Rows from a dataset
[START]

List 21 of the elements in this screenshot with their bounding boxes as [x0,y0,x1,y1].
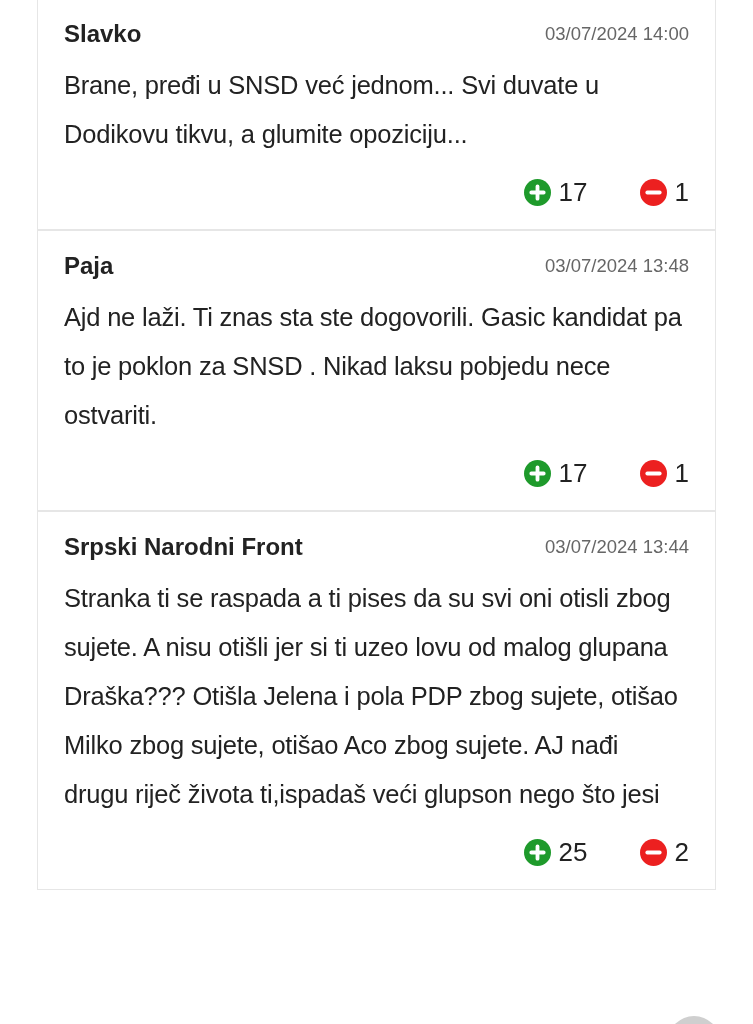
minus-icon[interactable] [639,459,667,487]
comment-date: 03/07/2024 13:48 [544,254,689,278]
like-count: 25 [558,837,588,867]
comment-date: 03/07/2024 14:00 [544,22,689,46]
plus-icon[interactable] [523,178,551,206]
comment-text: Brane, pređi u SNSD već jednom... Svi duvate u Dodikovu tikvu, a glumite opoziciju... [64,70,601,150]
minus-icon[interactable] [639,838,667,866]
plus-icon[interactable] [523,459,551,487]
dislike-count: 1 [674,177,689,207]
dislike-count: 2 [674,837,689,867]
dislike-count: 1 [674,458,689,488]
comment-author: Srpski Narodni Front [64,532,303,562]
plus-icon[interactable] [523,838,551,866]
comment-text: Stranka ti se raspada a ti pises da su svi oni otisli zbog sujete. A nisu otišli jer si ti uzeo lovu od malog glupana Draška??? Otišla Jelena i pola PDP zbog sujete, otišao Milko zbog sujete, otišao Aco zbog sujete. AJ nađi drugu riječ života ti,ispadaš veći glupson nego što jesi [64,583,679,810]
comment-author: Slavko [64,19,142,49]
comment-author: Paja [64,251,114,281]
comment-date: 03/07/2024 13:44 [544,535,689,559]
comment-text: Ajd ne laži. Ti znas sta ste dogovorili. Gasic kandidat pa to je poklon za SNSD . Nikad laksu pobjedu nece ostvariti. [64,302,683,431]
like-count: 17 [558,458,588,488]
minus-icon[interactable] [639,178,667,206]
like-count: 17 [558,177,588,207]
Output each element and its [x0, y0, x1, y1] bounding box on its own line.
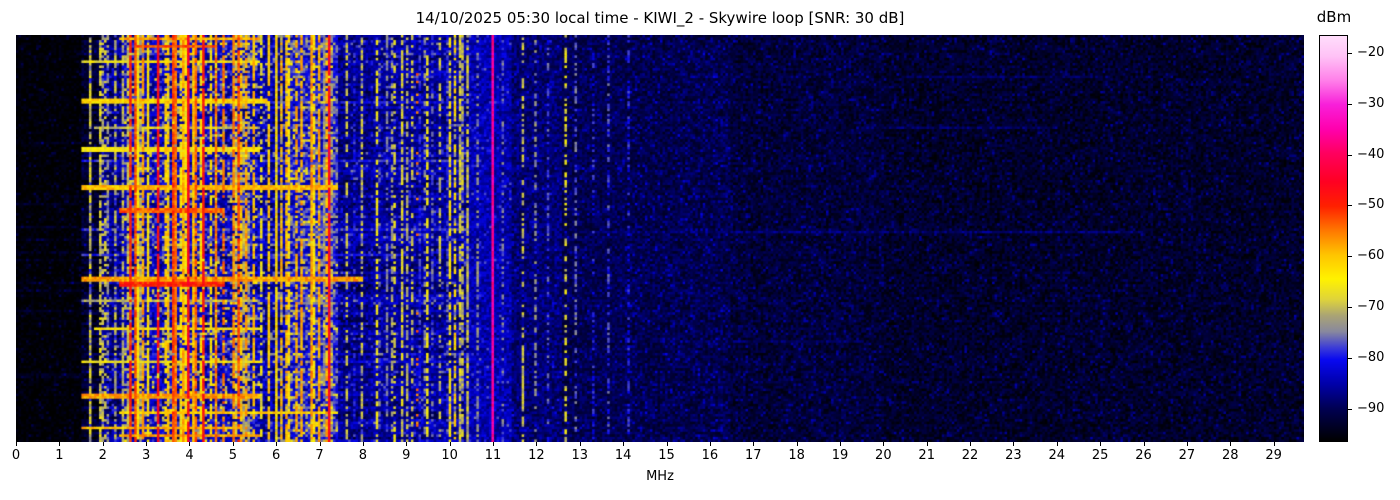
- x-tick: [1100, 442, 1102, 446]
- x-tick: [189, 442, 191, 446]
- x-tick: [1186, 442, 1188, 446]
- x-tick: [362, 442, 364, 446]
- x-tick-label: 20: [875, 448, 892, 463]
- x-tick-label: 13: [571, 448, 589, 463]
- colorbar-tick-label: −70: [1357, 299, 1385, 315]
- colorbar: [1319, 35, 1348, 442]
- x-tick-label: 28: [1221, 448, 1239, 463]
- x-tick-label: 17: [744, 448, 762, 463]
- colorbar-tick-label: −80: [1357, 350, 1385, 366]
- x-tick: [493, 442, 495, 446]
- x-tick: [1143, 442, 1145, 446]
- x-tick: [883, 442, 885, 446]
- x-tick-label: 2: [98, 448, 107, 463]
- colorbar-tick: [1348, 307, 1352, 309]
- colorbar-ticks: −20 −30 −40 −50 −60 −70 −80 −90: [1348, 35, 1400, 442]
- x-tick: [102, 442, 104, 446]
- x-tick-label: 27: [1178, 448, 1196, 463]
- x-tick: [276, 442, 278, 446]
- x-tick-label: 25: [1091, 448, 1109, 463]
- x-tick: [666, 442, 668, 446]
- colorbar-title: dBm: [1316, 8, 1352, 26]
- colorbar-tick-label: −40: [1357, 146, 1385, 162]
- x-tick: [970, 442, 972, 446]
- x-tick-label: 23: [1005, 448, 1022, 463]
- colorbar-tick-label: −60: [1357, 248, 1385, 264]
- colorbar-tick: [1348, 408, 1352, 410]
- x-tick-label: 3: [141, 448, 151, 463]
- x-tick-label: 19: [831, 448, 849, 463]
- x-tick-label: 26: [1135, 448, 1152, 463]
- x-tick: [753, 442, 755, 446]
- colorbar-tick: [1348, 256, 1352, 258]
- x-tick-label: 0: [11, 448, 21, 463]
- colorbar-tick-label: −50: [1357, 197, 1385, 213]
- x-tick: [232, 442, 234, 446]
- colorbar-tick: [1348, 103, 1352, 105]
- x-tick-label: 9: [402, 448, 411, 463]
- x-tick-label: 18: [788, 448, 805, 463]
- x-tick: [146, 442, 148, 446]
- x-tick-label: 7: [315, 448, 324, 463]
- x-tick: [449, 442, 451, 446]
- chart-title: 14/10/2025 05:30 local time - KIWI_2 - S…: [415, 9, 905, 27]
- x-tick: [319, 442, 321, 446]
- x-tick: [839, 442, 841, 446]
- x-tick-label: 10: [441, 448, 458, 463]
- waterfall-plot: [16, 35, 1304, 442]
- x-tick: [16, 442, 17, 446]
- x-tick-label: 1: [55, 448, 64, 463]
- x-tick-label: 12: [528, 448, 545, 463]
- x-tick-label: 21: [918, 448, 935, 463]
- x-tick: [1230, 442, 1232, 446]
- colorbar-tick-label: −90: [1357, 400, 1385, 416]
- x-tick-label: 29: [1265, 448, 1282, 463]
- x-tick-label: 4: [185, 448, 194, 463]
- spectrogram-figure: 14/10/2025 05:30 local time - KIWI_2 - S…: [0, 0, 1400, 500]
- x-tick: [579, 442, 581, 446]
- x-tick-label: 16: [701, 448, 719, 463]
- spectrogram-canvas: [16, 35, 1304, 442]
- x-tick: [59, 442, 61, 446]
- x-tick-label: 22: [961, 448, 979, 463]
- x-tick-label: 24: [1048, 448, 1066, 463]
- x-tick: [536, 442, 538, 446]
- x-tick: [926, 442, 928, 446]
- colorbar-tick-label: −30: [1357, 95, 1385, 111]
- x-tick-label: 11: [484, 448, 502, 463]
- x-tick: [406, 442, 408, 446]
- x-tick: [623, 442, 625, 446]
- x-tick-label: 8: [358, 448, 368, 463]
- colorbar-tick: [1348, 205, 1352, 207]
- x-tick-label: 15: [658, 448, 675, 463]
- colorbar-tick-label: −20: [1357, 44, 1385, 60]
- x-tick: [709, 442, 711, 446]
- x-tick-label: 5: [228, 448, 237, 463]
- x-tick-label: 6: [272, 448, 281, 463]
- colorbar-tick: [1348, 154, 1352, 156]
- colorbar-tick: [1348, 52, 1352, 54]
- x-tick: [1273, 442, 1275, 446]
- x-tick: [1013, 442, 1015, 446]
- x-tick: [796, 442, 798, 446]
- x-tick: [1056, 442, 1058, 446]
- colorbar-tick: [1348, 358, 1352, 360]
- x-axis-label: MHz: [646, 469, 674, 484]
- x-tick-label: 14: [614, 448, 632, 463]
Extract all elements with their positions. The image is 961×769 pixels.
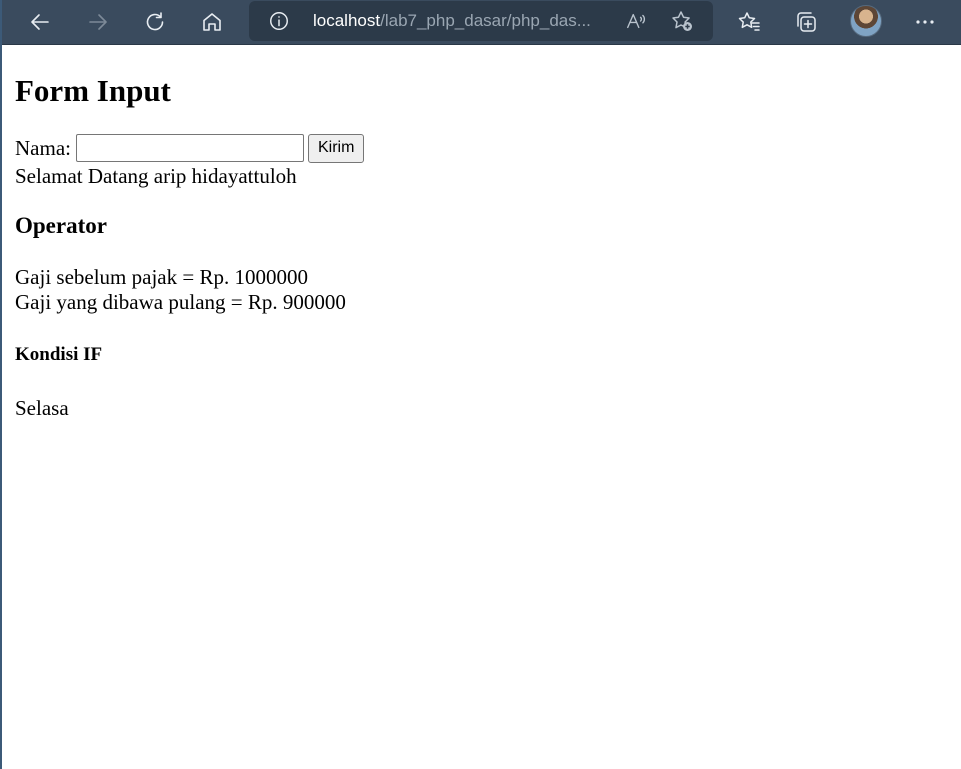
name-input[interactable] [75,134,304,162]
page-content: Form Input Nama: Kirim Selamat Datang ar… [4,46,961,769]
home-icon [203,13,221,31]
back-arrow-icon [31,14,49,30]
browser-window: localhost/lab7_php_dasar/php_das... Form… [0,0,961,769]
refresh-icon [146,12,164,31]
refresh-button[interactable] [137,5,173,39]
collections-icon [797,12,816,32]
url-text[interactable]: localhost/lab7_php_dasar/php_das... [313,10,613,32]
day-text: Selasa [15,396,69,420]
home-button[interactable] [194,5,230,39]
back-button[interactable] [22,5,58,39]
forward-arrow-icon [89,14,107,30]
kondisi-if-heading: Kondisi IF [15,344,103,365]
operator-heading: Operator [15,213,107,238]
address-bar[interactable]: localhost/lab7_php_dasar/php_das... [249,1,713,41]
forward-button[interactable] [80,5,116,39]
welcome-text: Selamat Datang arip hidayattuloh [15,164,297,188]
read-aloud-icon[interactable] [623,8,649,34]
gaji-sebelum-pajak-text: Gaji sebelum pajak = Rp. 1000000 [15,265,308,289]
favorites-button[interactable] [731,5,767,39]
name-form: Nama: Kirim [15,133,365,163]
add-favorite-icon[interactable] [669,8,695,34]
info-icon[interactable] [267,9,291,33]
name-label: Nama: [15,136,71,160]
favorites-icon [738,12,760,31]
url-host: localhost [313,11,381,30]
avatar[interactable] [850,5,882,37]
gaji-dibawa-pulang-text: Gaji yang dibawa pulang = Rp. 900000 [15,290,346,314]
collections-button[interactable] [788,5,824,39]
submit-button[interactable]: Kirim [307,133,365,163]
more-menu-icon [916,20,934,24]
browser-toolbar: localhost/lab7_php_dasar/php_das... [2,0,961,45]
page-title: Form Input [15,73,171,108]
url-path: /lab7_php_dasar/php_das... [380,11,591,30]
more-menu-button[interactable] [907,5,943,39]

[END]

### [TO BE DONE]
Give the stretch of the data from the line containing "name-input[interactable] [75,134,304,162]" through the line containing "url-host: localhost [313,11,381,30]" as a numbered list, leaving out any blank lines.

### [CORRECT RESULT]
1. name-input[interactable] [75,134,304,162]
2. page-content: Form Input Nama: Kirim Selamat Datang ar… [4,46,961,769]
3. home-icon [203,13,221,31]
4. back-arrow-icon [31,14,49,30]
5. browser-window: localhost/lab7_php_dasar/php_das... Form… [0,0,961,769]
6. refresh-icon [146,12,164,31]
7. refresh-button[interactable] [137,5,173,39]
8. collections-icon [797,12,816,32]
9. url-text[interactable]: localhost/lab7_php_dasar/php_das... [313,10,613,32]
10. day-text: Selasa [15,396,69,420]
11. home-button[interactable] [194,5,230,39]
12. back-button[interactable] [22,5,58,39]
13. forward-arrow-icon [89,14,107,30]
14. kondisi-if-heading: Kondisi IF [15,344,103,365]
15. operator-heading: Operator [15,213,107,238]
16. address-bar[interactable]: localhost/lab7_php_dasar/php_das... [249,1,713,41]
17. forward-button[interactable] [80,5,116,39]
18. welcome-text: Selamat Datang arip hidayattuloh [15,164,297,188]
19. read-aloud-icon[interactable] [623,8,649,34]
20. gaji-sebelum-pajak-text: Gaji sebelum pajak = Rp. 1000000 [15,265,308,289]
21. favorites-button[interactable] [731,5,767,39]
22. name-form: Nama: Kirim [15,133,365,163]
23. add-favorite-icon[interactable] [669,8,695,34]
24. info-icon[interactable] [267,9,291,33]
25. name-label: Nama: [15,136,71,160]
26. favorites-icon [738,12,760,31]
27. url-host: localhost [313,11,381,30]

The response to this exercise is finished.